What is expected: Quote the data below in full, minus the images.

^^^^

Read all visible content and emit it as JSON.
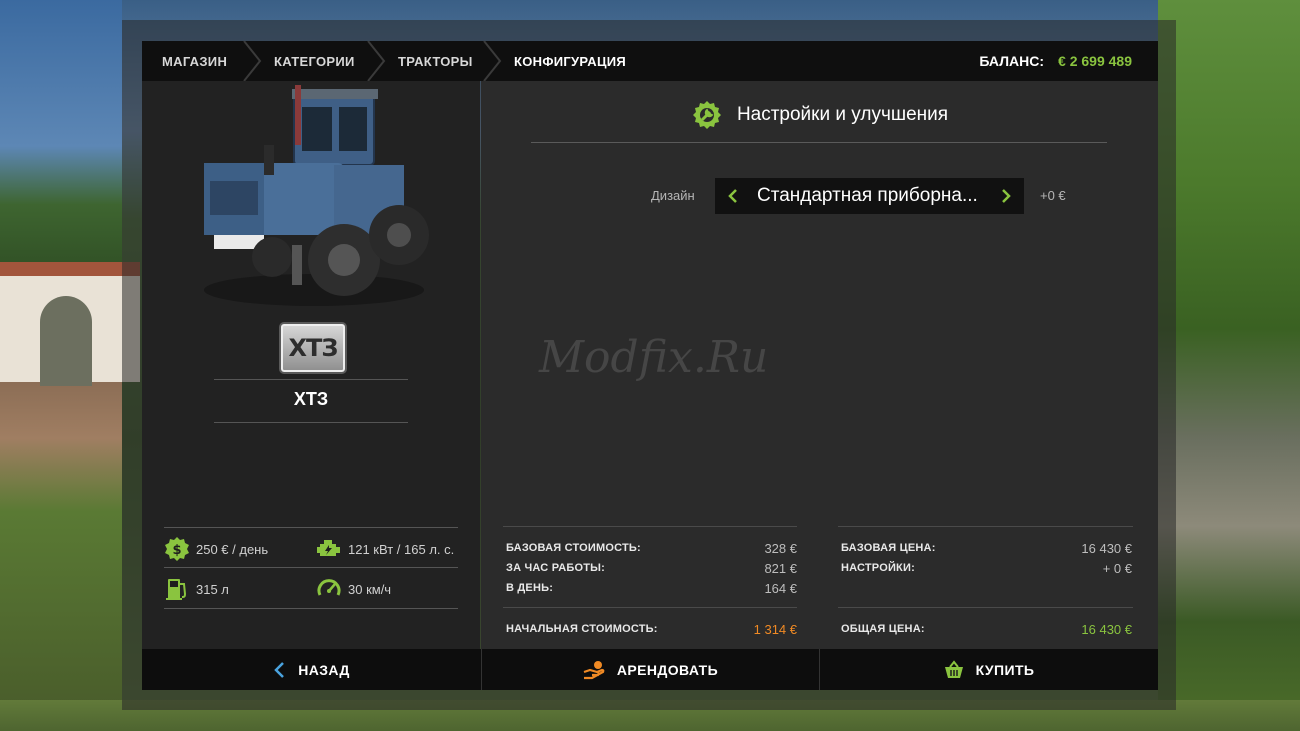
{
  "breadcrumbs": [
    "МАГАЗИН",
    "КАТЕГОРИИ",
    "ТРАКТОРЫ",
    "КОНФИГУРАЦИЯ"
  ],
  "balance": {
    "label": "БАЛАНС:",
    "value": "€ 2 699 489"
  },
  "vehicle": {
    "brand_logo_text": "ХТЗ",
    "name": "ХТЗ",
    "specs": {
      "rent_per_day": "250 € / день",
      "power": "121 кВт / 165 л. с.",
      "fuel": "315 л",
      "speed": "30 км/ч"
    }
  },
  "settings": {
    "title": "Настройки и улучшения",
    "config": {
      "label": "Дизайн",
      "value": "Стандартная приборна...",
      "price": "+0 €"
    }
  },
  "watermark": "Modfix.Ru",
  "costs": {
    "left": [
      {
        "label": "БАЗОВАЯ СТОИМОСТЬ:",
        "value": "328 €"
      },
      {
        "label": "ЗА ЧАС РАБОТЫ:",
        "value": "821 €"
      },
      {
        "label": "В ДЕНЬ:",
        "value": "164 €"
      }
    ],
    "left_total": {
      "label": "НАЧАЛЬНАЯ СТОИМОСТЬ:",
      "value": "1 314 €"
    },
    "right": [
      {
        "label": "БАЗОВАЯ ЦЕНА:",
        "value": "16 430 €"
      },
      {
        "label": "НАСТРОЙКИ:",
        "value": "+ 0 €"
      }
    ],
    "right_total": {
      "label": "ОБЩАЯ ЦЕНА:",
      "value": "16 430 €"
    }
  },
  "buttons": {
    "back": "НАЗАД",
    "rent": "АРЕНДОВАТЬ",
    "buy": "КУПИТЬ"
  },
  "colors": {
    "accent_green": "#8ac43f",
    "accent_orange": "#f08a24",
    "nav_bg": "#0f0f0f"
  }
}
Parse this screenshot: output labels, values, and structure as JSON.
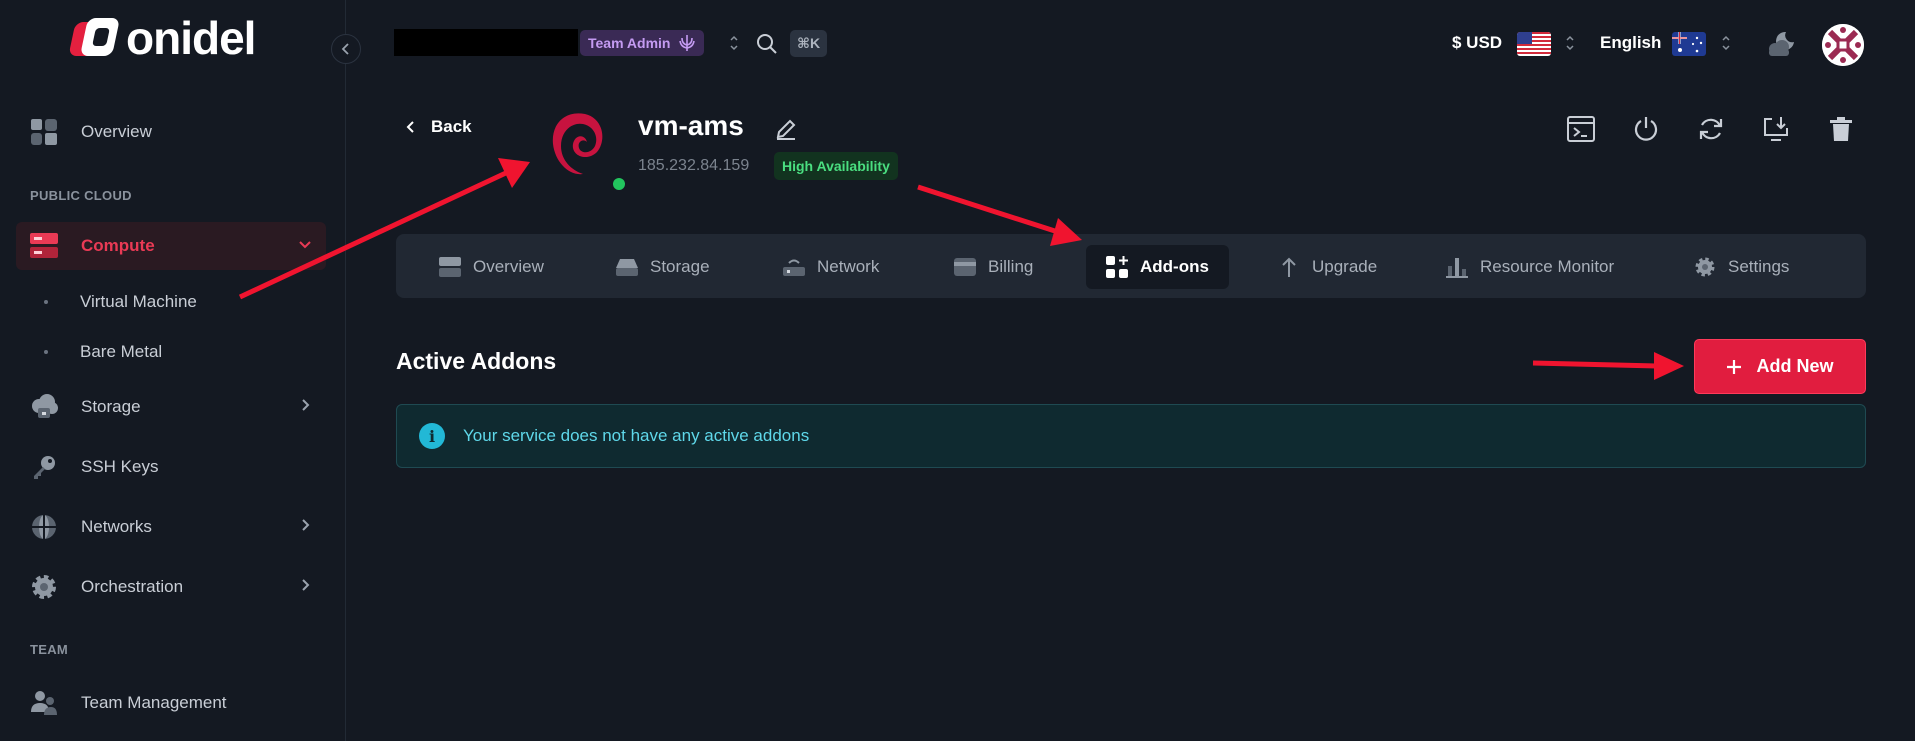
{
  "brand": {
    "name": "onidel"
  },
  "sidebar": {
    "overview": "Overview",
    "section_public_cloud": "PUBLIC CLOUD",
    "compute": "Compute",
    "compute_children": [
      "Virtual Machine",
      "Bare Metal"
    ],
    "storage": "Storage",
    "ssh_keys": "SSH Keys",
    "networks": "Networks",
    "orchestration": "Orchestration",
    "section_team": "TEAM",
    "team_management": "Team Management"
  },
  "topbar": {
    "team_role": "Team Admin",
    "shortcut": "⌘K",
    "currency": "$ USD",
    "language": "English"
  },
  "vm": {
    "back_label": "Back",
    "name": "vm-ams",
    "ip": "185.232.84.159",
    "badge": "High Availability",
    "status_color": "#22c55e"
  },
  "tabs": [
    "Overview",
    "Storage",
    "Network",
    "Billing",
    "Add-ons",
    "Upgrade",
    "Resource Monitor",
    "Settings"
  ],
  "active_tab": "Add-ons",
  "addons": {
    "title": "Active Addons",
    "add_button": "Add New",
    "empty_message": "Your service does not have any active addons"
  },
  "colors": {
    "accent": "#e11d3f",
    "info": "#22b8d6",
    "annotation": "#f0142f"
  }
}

^^^^

Answer below:
Read all visible content and emit it as JSON.
{
  "breadcrumbs": [
    "МАГАЗИН",
    "КАТЕГОРИИ",
    "ТРАКТОРЫ",
    "КОНФИГУРАЦИЯ"
  ],
  "balance": {
    "label": "БАЛАНС:",
    "value": "€ 2 699 489"
  },
  "vehicle": {
    "brand_logo_text": "ХТЗ",
    "name": "ХТЗ",
    "specs": {
      "rent_per_day": "250 € / день",
      "power": "121 кВт / 165 л. с.",
      "fuel": "315 л",
      "speed": "30 км/ч"
    }
  },
  "settings": {
    "title": "Настройки и улучшения",
    "config": {
      "label": "Дизайн",
      "value": "Стандартная приборна...",
      "price": "+0 €"
    }
  },
  "watermark": "Modfix.Ru",
  "costs": {
    "left": [
      {
        "label": "БАЗОВАЯ СТОИМОСТЬ:",
        "value": "328 €"
      },
      {
        "label": "ЗА ЧАС РАБОТЫ:",
        "value": "821 €"
      },
      {
        "label": "В ДЕНЬ:",
        "value": "164 €"
      }
    ],
    "left_total": {
      "label": "НАЧАЛЬНАЯ СТОИМОСТЬ:",
      "value": "1 314 €"
    },
    "right": [
      {
        "label": "БАЗОВАЯ ЦЕНА:",
        "value": "16 430 €"
      },
      {
        "label": "НАСТРОЙКИ:",
        "value": "+ 0 €"
      }
    ],
    "right_total": {
      "label": "ОБЩАЯ ЦЕНА:",
      "value": "16 430 €"
    }
  },
  "buttons": {
    "back": "НАЗАД",
    "rent": "АРЕНДОВАТЬ",
    "buy": "КУПИТЬ"
  },
  "colors": {
    "accent_green": "#8ac43f",
    "accent_orange": "#f08a24",
    "nav_bg": "#0f0f0f"
  }
}
Parse this screenshot: output labels, values, and structure as JSON.
{
  "brand": {
    "name": "onidel"
  },
  "sidebar": {
    "overview": "Overview",
    "section_public_cloud": "PUBLIC CLOUD",
    "compute": "Compute",
    "compute_children": [
      "Virtual Machine",
      "Bare Metal"
    ],
    "storage": "Storage",
    "ssh_keys": "SSH Keys",
    "networks": "Networks",
    "orchestration": "Orchestration",
    "section_team": "TEAM",
    "team_management": "Team Management"
  },
  "topbar": {
    "team_role": "Team Admin",
    "shortcut": "⌘K",
    "currency": "$ USD",
    "language": "English"
  },
  "vm": {
    "back_label": "Back",
    "name": "vm-ams",
    "ip": "185.232.84.159",
    "badge": "High Availability",
    "status_color": "#22c55e"
  },
  "tabs": [
    "Overview",
    "Storage",
    "Network",
    "Billing",
    "Add-ons",
    "Upgrade",
    "Resource Monitor",
    "Settings"
  ],
  "active_tab": "Add-ons",
  "addons": {
    "title": "Active Addons",
    "add_button": "Add New",
    "empty_message": "Your service does not have any active addons"
  },
  "colors": {
    "accent": "#e11d3f",
    "info": "#22b8d6",
    "annotation": "#f0142f"
  }
}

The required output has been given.